Set problem 1 | Using the piece on augmented reality shopping apps, decide whether each statement agrees with it: (a) the author expects the earliest use of the technique to involve CSR related information; (b) the red alert product idea came from wanting to cook a particular recipe; (c) the red alert app would show complementary products in red. Answer yes or no for each, and quote the words of the piece that settle it.

++++++

However, as data is becoming more and more accessible and as the technologies supporting a mobile and intersecting web of things, is becoming increasingly affordable, I suspect shoppers as well as producers will find an advantage in moving their marketplace towards a more information rich version than today’s.

1. Production line app

Some of the first augmented reality apps we will see for commercial use will probably be in connection with some existing data source online. We are already binding products to social media, reviews and other such user generated content and data sets. This will enable producers and retailers to show rich data information about their products when a person aims a screen connected to the Internet towards the products information tab. They will be able to see if colorance E345234321 contains gluten or if there might be a cheaper, yet exact replica on another shelf in the store.

I think the earliest usage of this technique will be about CSR related information. Production lines and how a specific product has reached the shelf where it is currently being displayed to you as a customer. You will be able to compare two or several different products and see how they individually impact the environment.

As we are too stressed out to search whilst in the store, we should just be able to point and find out. Producers with products connected to the web will find themselves with an advantage over those who has not connected their products to the web.

2. Red alert product

Basically my idea about the red alert product was first born when I couldn’t find a product in a store that I was looking for. The idea is quite simple. A user types in a product in an app. The app shows a location on the map where you can buy this product. If you arrive at a mall, the GPS indicates your closest way to the store. Once in the store, GPS has little use. However, if you make the correct path to the product – isle sign, shelf, and price marker in front of the product glow red, the customer will find it right away.

Now why would you want to do this? Well, once the customer has picked up the product he or she wants, you can suggest other, complimentary products in yellow. You can also suggest a recipe that contains the product and show the location of the other products in the store. Also, you can push offers, if the person has opted in for this.

I could punch in a recipe for a specific dish and get suggestions for the week. And so on. With augmented reality, we would save time doing it this way. For all of us who don’t want to hang out in grocery stores for hours trying to find out where to find all the things to get for dinner, please create this app.

++++++

Set problem 2 | In the entries, reproduce the lines starting with the line containing "hw-label-heavy-freq: Heavy Freq: [937, 487, 1002, 501]" and going on through the line containing "hw-value-heavy-freq: 5169MHz: [937, 506, 994, 520]", both included.

Supplied material |
++++++

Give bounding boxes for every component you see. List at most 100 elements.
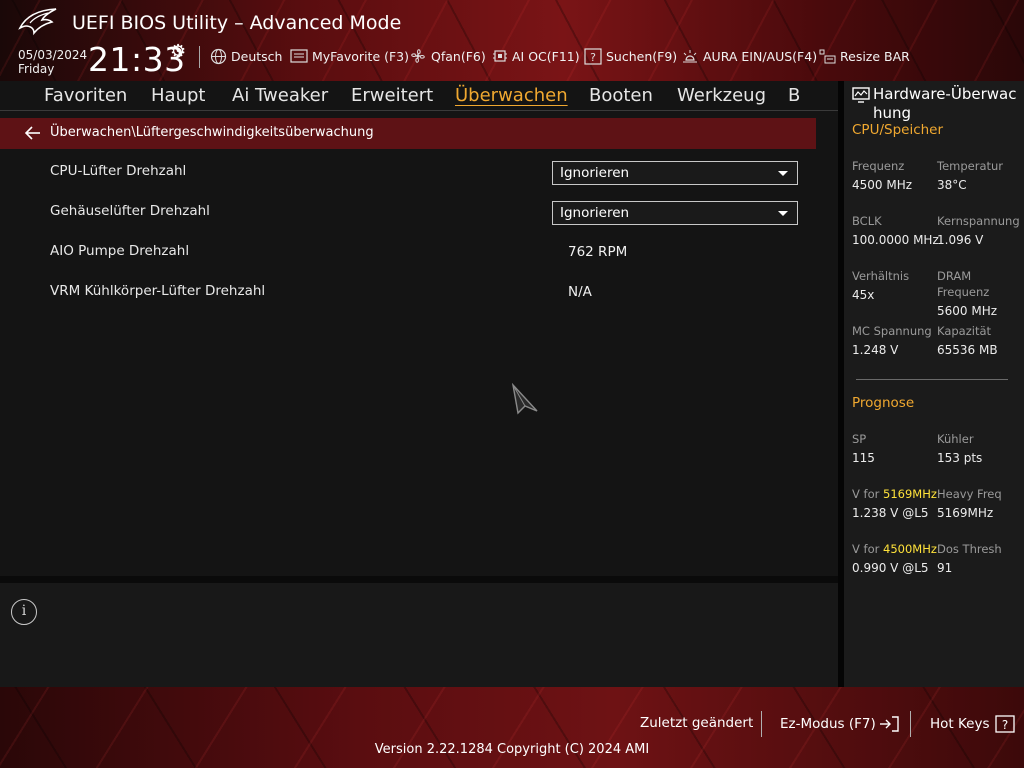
hw-label-heavy-freq: Heavy Freq: [937, 487, 1002, 501]
tab-erweitert[interactable]: Erweitert: [351, 85, 433, 106]
hw-label-ratio: Verhältnis: [852, 269, 910, 283]
hw-label-frequency: Frequenz: [852, 159, 905, 173]
qfan-label: Qfan(F6): [431, 48, 486, 64]
hot-keys-button[interactable]: Hot Keys ?: [930, 715, 1015, 733]
monitor-icon: [852, 87, 870, 103]
search-button[interactable]: ? Suchen(F9): [584, 46, 677, 66]
header-divider: [199, 46, 200, 68]
tab-werkzeug[interactable]: Werkzeug: [677, 85, 766, 106]
chevron-down-icon: [778, 211, 788, 216]
hw-value-dram-frequency: 5600 MHz: [937, 304, 998, 318]
setting-label-cpu-fan: CPU-Lüfter Drehzahl: [50, 163, 187, 179]
mouse-cursor-icon: [511, 383, 538, 415]
myfavorite-label: MyFavorite (F3): [312, 48, 410, 64]
help-question-icon: ?: [994, 715, 1015, 733]
cpu-memory-section-title: CPU/Speicher: [852, 122, 944, 138]
globe-icon: [210, 48, 227, 64]
hw-value-cooler: 153 pts: [937, 451, 983, 465]
date-text: 05/03/2024: [18, 48, 88, 62]
search-label: Suchen(F9): [606, 48, 678, 64]
v-for-frequency-highlight: 5169MHz: [883, 487, 937, 501]
last-changed-label: Zuletzt geändert: [640, 715, 754, 731]
tab-haupt[interactable]: Haupt: [151, 85, 205, 106]
version-text: Version 2.22.1284 Copyright (C) 2024 AMI: [374, 742, 650, 757]
hw-value-core-voltage: 1.096 V: [937, 233, 984, 247]
back-arrow-icon[interactable]: [24, 124, 42, 142]
exit-arrow-icon: [879, 716, 899, 732]
hw-value-heavy-freq: 5169MHz: [937, 506, 994, 520]
day-text: Friday: [18, 62, 55, 76]
svg-text:?: ?: [1001, 718, 1007, 732]
hw-value-mc-voltage: 1.248 V: [852, 343, 899, 357]
tab-ueberwachen[interactable]: Überwachen: [455, 85, 568, 106]
hw-section-divider: [856, 379, 1008, 380]
myfavorite-button[interactable]: MyFavorite (F3): [290, 46, 409, 66]
hw-label-cooler: Kühler: [937, 432, 974, 446]
aura-button[interactable]: AURA EIN/AUS(F4): [681, 46, 817, 66]
hw-label-dos-thresh: Dos Thresh: [937, 542, 1002, 556]
footer-divider: [761, 711, 762, 737]
ai-oc-button[interactable]: AI OC(F11): [492, 46, 580, 66]
ez-mode-label: Ez-Modus (F7): [780, 716, 876, 732]
app-title: UEFI BIOS Utility – Advanced Mode: [72, 12, 402, 34]
resize-bar-icon: [819, 49, 836, 63]
favorite-icon: [290, 49, 308, 63]
hw-label-sp: SP: [852, 432, 867, 446]
tab-ai-tweaker[interactable]: Ai Tweaker: [232, 85, 328, 106]
setting-label-aio-pump: AIO Pumpe Drehzahl: [50, 243, 190, 259]
resize-bar-button[interactable]: Resize BAR: [818, 46, 910, 66]
hw-label-dram-frequency: DRAM Frequenz: [937, 269, 990, 299]
cpu-fan-dropdown-value: Ignorieren: [560, 165, 630, 181]
main-nav: Favoriten Haupt Ai Tweaker Erweitert Übe…: [0, 81, 838, 111]
aura-light-icon: [683, 49, 697, 62]
hw-label-v-for-freq-1: V for 5169MHz: [852, 486, 937, 502]
aio-pump-value: 762 RPM: [568, 244, 628, 260]
rog-logo-icon: [18, 8, 57, 36]
chevron-down-icon: [778, 171, 788, 176]
v-for-frequency-highlight: 4500MHz: [883, 542, 937, 556]
hw-value-v-for-freq-1: 1.238 V @L5: [852, 506, 929, 520]
case-fan-dropdown[interactable]: Ignorieren: [552, 201, 798, 225]
hw-value-sp: 115: [852, 451, 875, 465]
language-label: Deutsch: [231, 48, 283, 64]
last-changed-button[interactable]: Zuletzt geändert: [640, 715, 753, 731]
tab-favoriten[interactable]: Favoriten: [44, 85, 127, 106]
gear-icon[interactable]: ⚙: [170, 41, 186, 62]
cpu-fan-dropdown[interactable]: Ignorieren: [552, 161, 798, 185]
ai-oc-label: AI OC(F11): [512, 48, 580, 64]
ez-mode-button[interactable]: Ez-Modus (F7): [780, 715, 900, 733]
v-for-prefix: V for: [852, 487, 883, 501]
setting-label-case-fan: Gehäuselüfter Drehzahl: [50, 203, 210, 219]
hw-monitor-title: Hardware-Überwac hung: [873, 85, 1017, 122]
hw-value-capacity: 65536 MB: [937, 343, 998, 357]
v-for-prefix: V for: [852, 542, 883, 556]
hw-value-ratio: 45x: [852, 288, 875, 302]
hw-label-capacity: Kapazität: [937, 324, 992, 338]
hw-label-v-for-freq-2: V for 4500MHz: [852, 541, 937, 557]
hw-label-mc-voltage: MC Spannung: [852, 324, 932, 338]
qfan-button[interactable]: Qfan(F6): [409, 46, 486, 66]
breadcrumb-path: Überwachen\Lüftergeschwindigkeitsüberwac…: [50, 125, 374, 140]
hw-label-core-voltage: Kernspannung: [937, 214, 1020, 228]
svg-text:?: ?: [590, 51, 596, 64]
ai-chip-icon: [493, 50, 507, 62]
language-button[interactable]: Deutsch: [210, 46, 282, 66]
date-display: 05/03/2024 Friday: [18, 48, 87, 76]
case-fan-dropdown-value: Ignorieren: [560, 205, 630, 221]
help-panel: [0, 583, 838, 687]
resize-bar-label: Resize BAR: [840, 48, 910, 64]
info-icon: i: [11, 599, 37, 625]
tab-booten[interactable]: Booten: [589, 85, 653, 106]
hot-keys-label: Hot Keys: [930, 716, 990, 732]
hw-label-bclk: BCLK: [852, 214, 882, 228]
tab-beenden-partial[interactable]: B: [788, 85, 800, 106]
footer-divider: [910, 711, 911, 737]
hw-value-dos-thresh: 91: [937, 561, 953, 575]
fan-icon: [411, 49, 425, 63]
hw-label-temperature: Temperatur: [937, 159, 1004, 173]
aura-label: AURA EIN/AUS(F4): [703, 48, 818, 64]
help-divider: [0, 576, 838, 583]
vrm-fan-value: N/A: [568, 284, 592, 300]
hw-value-temperature: 38°C: [937, 178, 967, 192]
hw-value-v-for-freq-2: 0.990 V @L5: [852, 561, 929, 575]
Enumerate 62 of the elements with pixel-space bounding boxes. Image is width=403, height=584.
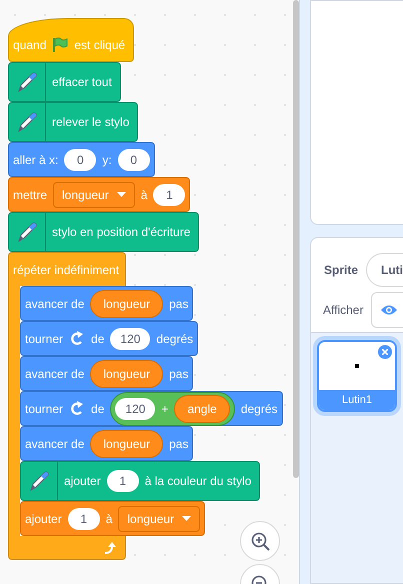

++++++

Expected output 1 |
(a) Yes: "I think the earliest usage of this technique will be about CSR related information."
(b) No: "my idea about the red alert product was first born when I couldn’t find a product in a store that I was looking for."
(c) No: "you can suggest other, complimentary products in yellow."

Expected output 2 |
hw-label-heavy-freq: Heavy Freq: [937, 487, 1002, 501]
tab-erweitert[interactable]: Erweitert: [351, 85, 433, 106]
hw-label-ratio: Verhältnis: [852, 269, 910, 283]
hw-label-frequency: Frequenz: [852, 159, 905, 173]
qfan-label: Qfan(F6): [431, 48, 486, 64]
hot-keys-button[interactable]: Hot Keys ?: [930, 715, 1015, 733]
monitor-icon: [852, 87, 870, 103]
search-button[interactable]: ? Suchen(F9): [584, 46, 677, 66]
header-divider: [199, 46, 200, 68]
tab-werkzeug[interactable]: Werkzeug: [677, 85, 766, 106]
chevron-down-icon: [778, 211, 788, 216]
hw-value-dram-frequency: 5600 MHz: [937, 304, 998, 318]
setting-label-cpu-fan: CPU-Lüfter Drehzahl: [50, 163, 187, 179]
mouse-cursor-icon: [511, 383, 538, 415]
myfavorite-label: MyFavorite (F3): [312, 48, 410, 64]
help-question-icon: ?: [994, 715, 1015, 733]
cpu-memory-section-title: CPU/Speicher: [852, 122, 944, 138]
globe-icon: [210, 48, 227, 64]
hw-value-cooler: 153 pts: [937, 451, 983, 465]
date-text: 05/03/2024: [18, 48, 88, 62]
search-label: Suchen(F9): [606, 48, 678, 64]
v-for-frequency-highlight: 5169MHz: [883, 487, 937, 501]
last-changed-label: Zuletzt geändert: [640, 715, 754, 731]
tab-haupt[interactable]: Haupt: [151, 85, 205, 106]
version-text: Version 2.22.1284 Copyright (C) 2024 AMI: [374, 742, 650, 757]
hw-value-core-voltage: 1.096 V: [937, 233, 984, 247]
back-arrow-icon[interactable]: [24, 124, 42, 142]
exit-arrow-icon: [879, 716, 899, 732]
hw-value-heavy-freq: 5169MHz: [937, 506, 994, 520]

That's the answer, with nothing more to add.